[SET PROBLEM] Copy all the material below, exactly as it stands.

[MATERIAL PROVIDED]
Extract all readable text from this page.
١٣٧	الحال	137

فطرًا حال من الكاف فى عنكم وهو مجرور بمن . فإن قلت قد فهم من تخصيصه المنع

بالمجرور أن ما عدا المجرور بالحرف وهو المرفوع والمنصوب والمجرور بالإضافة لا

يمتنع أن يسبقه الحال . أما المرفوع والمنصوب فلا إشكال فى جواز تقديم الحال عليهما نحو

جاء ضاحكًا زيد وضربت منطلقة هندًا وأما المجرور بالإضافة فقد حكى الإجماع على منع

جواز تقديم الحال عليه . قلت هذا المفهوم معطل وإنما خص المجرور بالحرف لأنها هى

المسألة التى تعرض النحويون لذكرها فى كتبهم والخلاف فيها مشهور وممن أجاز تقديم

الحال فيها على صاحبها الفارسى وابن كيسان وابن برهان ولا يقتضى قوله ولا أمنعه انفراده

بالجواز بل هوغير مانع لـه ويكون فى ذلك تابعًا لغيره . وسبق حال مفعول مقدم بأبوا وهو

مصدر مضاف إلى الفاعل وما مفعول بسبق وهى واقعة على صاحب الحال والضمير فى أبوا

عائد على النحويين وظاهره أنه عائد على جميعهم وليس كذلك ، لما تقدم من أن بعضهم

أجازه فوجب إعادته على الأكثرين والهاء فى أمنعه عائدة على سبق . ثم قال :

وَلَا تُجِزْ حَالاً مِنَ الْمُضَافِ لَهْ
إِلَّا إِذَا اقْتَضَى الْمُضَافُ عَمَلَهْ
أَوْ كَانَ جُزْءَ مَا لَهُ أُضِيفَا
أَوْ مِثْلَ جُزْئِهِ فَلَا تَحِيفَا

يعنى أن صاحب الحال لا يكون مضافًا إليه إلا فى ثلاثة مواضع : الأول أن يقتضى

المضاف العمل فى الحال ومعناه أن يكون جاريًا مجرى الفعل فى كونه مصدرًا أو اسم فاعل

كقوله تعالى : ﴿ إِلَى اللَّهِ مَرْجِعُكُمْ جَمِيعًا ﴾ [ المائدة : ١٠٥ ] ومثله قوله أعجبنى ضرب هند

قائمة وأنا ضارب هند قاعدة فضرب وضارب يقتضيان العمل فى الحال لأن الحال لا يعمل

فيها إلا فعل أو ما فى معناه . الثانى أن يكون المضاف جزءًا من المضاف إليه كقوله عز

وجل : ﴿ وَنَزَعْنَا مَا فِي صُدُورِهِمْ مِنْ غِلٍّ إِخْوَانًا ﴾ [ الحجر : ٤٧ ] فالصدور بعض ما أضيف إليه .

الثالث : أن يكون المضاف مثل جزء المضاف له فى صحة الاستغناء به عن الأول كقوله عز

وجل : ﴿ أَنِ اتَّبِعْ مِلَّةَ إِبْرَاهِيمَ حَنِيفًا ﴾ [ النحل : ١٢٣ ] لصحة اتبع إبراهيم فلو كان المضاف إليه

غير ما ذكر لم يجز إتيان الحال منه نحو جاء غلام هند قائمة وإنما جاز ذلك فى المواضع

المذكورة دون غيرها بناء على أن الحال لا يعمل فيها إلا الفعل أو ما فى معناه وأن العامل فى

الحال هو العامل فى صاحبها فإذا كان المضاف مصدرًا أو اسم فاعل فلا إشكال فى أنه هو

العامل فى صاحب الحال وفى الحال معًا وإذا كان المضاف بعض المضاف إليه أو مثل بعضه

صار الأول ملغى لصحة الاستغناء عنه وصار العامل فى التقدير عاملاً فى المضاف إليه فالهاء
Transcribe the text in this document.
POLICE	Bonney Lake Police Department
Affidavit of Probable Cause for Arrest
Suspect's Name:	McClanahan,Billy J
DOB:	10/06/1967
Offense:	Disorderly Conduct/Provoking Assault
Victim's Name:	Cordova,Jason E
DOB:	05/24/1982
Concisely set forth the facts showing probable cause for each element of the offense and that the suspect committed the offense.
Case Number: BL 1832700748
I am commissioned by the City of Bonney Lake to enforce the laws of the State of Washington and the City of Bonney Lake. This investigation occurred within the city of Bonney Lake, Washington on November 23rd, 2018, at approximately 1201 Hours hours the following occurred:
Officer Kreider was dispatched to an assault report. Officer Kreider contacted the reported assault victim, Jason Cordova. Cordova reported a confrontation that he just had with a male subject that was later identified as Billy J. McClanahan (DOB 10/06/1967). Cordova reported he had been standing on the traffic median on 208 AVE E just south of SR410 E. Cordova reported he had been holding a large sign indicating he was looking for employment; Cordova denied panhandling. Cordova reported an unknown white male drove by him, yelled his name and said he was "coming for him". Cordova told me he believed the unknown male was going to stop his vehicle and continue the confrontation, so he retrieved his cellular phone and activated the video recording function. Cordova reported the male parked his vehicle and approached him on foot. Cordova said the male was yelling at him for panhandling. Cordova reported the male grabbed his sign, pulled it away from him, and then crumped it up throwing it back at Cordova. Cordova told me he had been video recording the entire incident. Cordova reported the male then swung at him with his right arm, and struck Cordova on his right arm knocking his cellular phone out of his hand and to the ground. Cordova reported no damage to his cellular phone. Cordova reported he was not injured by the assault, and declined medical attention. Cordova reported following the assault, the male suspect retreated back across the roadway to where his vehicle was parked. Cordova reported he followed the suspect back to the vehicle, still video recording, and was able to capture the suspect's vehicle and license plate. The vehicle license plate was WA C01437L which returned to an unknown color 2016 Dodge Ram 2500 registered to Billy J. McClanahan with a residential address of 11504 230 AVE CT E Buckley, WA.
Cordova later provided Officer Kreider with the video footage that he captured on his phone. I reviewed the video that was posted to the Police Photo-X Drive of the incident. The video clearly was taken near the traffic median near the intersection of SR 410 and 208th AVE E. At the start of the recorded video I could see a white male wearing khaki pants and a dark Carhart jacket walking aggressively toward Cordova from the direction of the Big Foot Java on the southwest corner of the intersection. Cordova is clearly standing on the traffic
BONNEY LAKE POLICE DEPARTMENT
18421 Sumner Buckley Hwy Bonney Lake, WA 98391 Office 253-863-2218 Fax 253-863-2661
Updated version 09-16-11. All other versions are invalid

[RESULT OF THE EXERCISE]
Extract all readable text from this page.
١٣٧	الحال	137

فطرًا حال من الكاف فى عنكم وهو مجرور بمن . فإن قلت قد فهم من تخصيصه المنع

بالمجرور أن ما عدا المجرور بالحرف وهو المرفوع والمنصوب والمجرور بالإضافة لا

يمتنع أن يسبقه الحال . أما المرفوع والمنصوب فلا إشكال فى جواز تقديم الحال عليهما نحو

جاء ضاحكًا زيد وضربت منطلقة هندًا وأما المجرور بالإضافة فقد حكى الإجماع على منع

جواز تقديم الحال عليه . قلت هذا المفهوم معطل وإنما خص المجرور بالحرف لأنها هى

المسألة التى تعرض النحويون لذكرها فى كتبهم والخلاف فيها مشهور وممن أجاز تقديم

الحال فيها على صاحبها الفارسى وابن كيسان وابن برهان ولا يقتضى قوله ولا أمنعه انفراده

بالجواز بل هوغير مانع لـه ويكون فى ذلك تابعًا لغيره . وسبق حال مفعول مقدم بأبوا وهو

مصدر مضاف إلى الفاعل وما مفعول بسبق وهى واقعة على صاحب الحال والضمير فى أبوا

عائد على النحويين وظاهره أنه عائد على جميعهم وليس كذلك ، لما تقدم من أن بعضهم

أجازه فوجب إعادته على الأكثرين والهاء فى أمنعه عائدة على سبق . ثم قال :

وَلَا تُجِزْ حَالاً مِنَ الْمُضَافِ لَهْ
إِلَّا إِذَا اقْتَضَى الْمُضَافُ عَمَلَهْ
أَوْ كَانَ جُزْءَ مَا لَهُ أُضِيفَا
أَوْ مِثْلَ جُزْئِهِ فَلَا تَحِيفَا

يعنى أن صاحب الحال لا يكون مضافًا إليه إلا فى ثلاثة مواضع : الأول أن يقتضى

المضاف العمل فى الحال ومعناه أن يكون جاريًا مجرى الفعل فى كونه مصدرًا أو اسم فاعل

كقوله تعالى : ﴿ إِلَى اللَّهِ مَرْجِعُكُمْ جَمِيعًا ﴾ [ المائدة : ١٠٥ ] ومثله قوله أعجبنى ضرب هند

قائمة وأنا ضارب هند قاعدة فضرب وضارب يقتضيان العمل فى الحال لأن الحال لا يعمل

فيها إلا فعل أو ما فى معناه . الثانى أن يكون المضاف جزءًا من المضاف إليه كقوله عز

وجل : ﴿ وَنَزَعْنَا مَا فِي صُدُورِهِمْ مِنْ غِلٍّ إِخْوَانًا ﴾ [ الحجر : ٤٧ ] فالصدور بعض ما أضيف إليه .

الثالث : أن يكون المضاف مثل جزء المضاف له فى صحة الاستغناء به عن الأول كقوله عز

وجل : ﴿ أَنِ اتَّبِعْ مِلَّةَ إِبْرَاهِيمَ حَنِيفًا ﴾ [ النحل : ١٢٣ ] لصحة اتبع إبراهيم فلو كان المضاف إليه

غير ما ذكر لم يجز إتيان الحال منه نحو جاء غلام هند قائمة وإنما جاز ذلك فى المواضع

المذكورة دون غيرها بناء على أن الحال لا يعمل فيها إلا الفعل أو ما فى معناه وأن العامل فى

الحال هو العامل فى صاحبها فإذا كان المضاف مصدرًا أو اسم فاعل فلا إشكال فى أنه هو

العامل فى صاحب الحال وفى الحال معًا وإذا كان المضاف بعض المضاف إليه أو مثل بعضه

صار الأول ملغى لصحة الاستغناء عنه وصار العامل فى التقدير عاملاً فى المضاف إليه فالهاء
Transcribe the text in this document.
POLICE	Bonney Lake Police Department
Affidavit of Probable Cause for Arrest
Suspect's Name:	McClanahan,Billy J
DOB:	10/06/1967
Offense:	Disorderly Conduct/Provoking Assault
Victim's Name:	Cordova,Jason E
DOB:	05/24/1982
Concisely set forth the facts showing probable cause for each element of the offense and that the suspect committed the offense.
Case Number: BL 1832700748
I am commissioned by the City of Bonney Lake to enforce the laws of the State of Washington and the City of Bonney Lake. This investigation occurred within the city of Bonney Lake, Washington on November 23rd, 2018, at approximately 1201 Hours hours the following occurred:
Officer Kreider was dispatched to an assault report. Officer Kreider contacted the reported assault victim, Jason Cordova. Cordova reported a confrontation that he just had with a male subject that was later identified as Billy J. McClanahan (DOB 10/06/1967). Cordova reported he had been standing on the traffic median on 208 AVE E just south of SR410 E. Cordova reported he had been holding a large sign indicating he was looking for employment; Cordova denied panhandling. Cordova reported an unknown white male drove by him, yelled his name and said he was "coming for him". Cordova told me he believed the unknown male was going to stop his vehicle and continue the confrontation, so he retrieved his cellular phone and activated the video recording function. Cordova reported the male parked his vehicle and approached him on foot. Cordova said the male was yelling at him for panhandling. Cordova reported the male grabbed his sign, pulled it away from him, and then crumped it up throwing it back at Cordova. Cordova told me he had been video recording the entire incident. Cordova reported the male then swung at him with his right arm, and struck Cordova on his right arm knocking his cellular phone out of his hand and to the ground. Cordova reported no damage to his cellular phone. Cordova reported he was not injured by the assault, and declined medical attention. Cordova reported following the assault, the male suspect retreated back across the roadway to where his vehicle was parked. Cordova reported he followed the suspect back to the vehicle, still video recording, and was able to capture the suspect's vehicle and license plate. The vehicle license plate was WA C01437L which returned to an unknown color 2016 Dodge Ram 2500 registered to Billy J. McClanahan with a residential address of 11504 230 AVE CT E Buckley, WA.
Cordova later provided Officer Kreider with the video footage that he captured on his phone. I reviewed the video that was posted to the Police Photo-X Drive of the incident. The video clearly was taken near the traffic median near the intersection of SR 410 and 208th AVE E. At the start of the recorded video I could see a white male wearing khaki pants and a dark Carhart jacket walking aggressively toward Cordova from the direction of the Big Foot Java on the southwest corner of the intersection. Cordova is clearly standing on the traffic
BONNEY LAKE POLICE DEPARTMENT
18421 Sumner Buckley Hwy Bonney Lake, WA 98391 Office 253-863-2218 Fax 253-863-2661
Updated version 09-16-11. All other versions are invalid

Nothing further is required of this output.